EXERCISE: Give the data below again, word for word.

++++++++++

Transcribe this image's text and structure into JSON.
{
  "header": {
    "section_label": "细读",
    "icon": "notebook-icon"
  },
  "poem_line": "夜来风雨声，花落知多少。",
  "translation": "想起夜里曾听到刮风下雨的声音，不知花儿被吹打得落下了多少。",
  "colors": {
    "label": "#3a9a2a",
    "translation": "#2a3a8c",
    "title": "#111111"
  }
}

++++++++++

CORRECT RESPONSE:
Transcribe this image's text and structure into JSON.
{
  "header": {
    "section_label": "细读",
    "icon": "notebook-icon"
  },
  "poem_line": "夜来风雨声，花落知多少。",
  "translation": "想起夜里曾听到刮风下雨的声音，不知花儿被吹打得落下了多少。",
  "colors": {
    "label": "#3a9a2a",
    "translation": "#2a3a8c",
    "title": "#111111"
  }
}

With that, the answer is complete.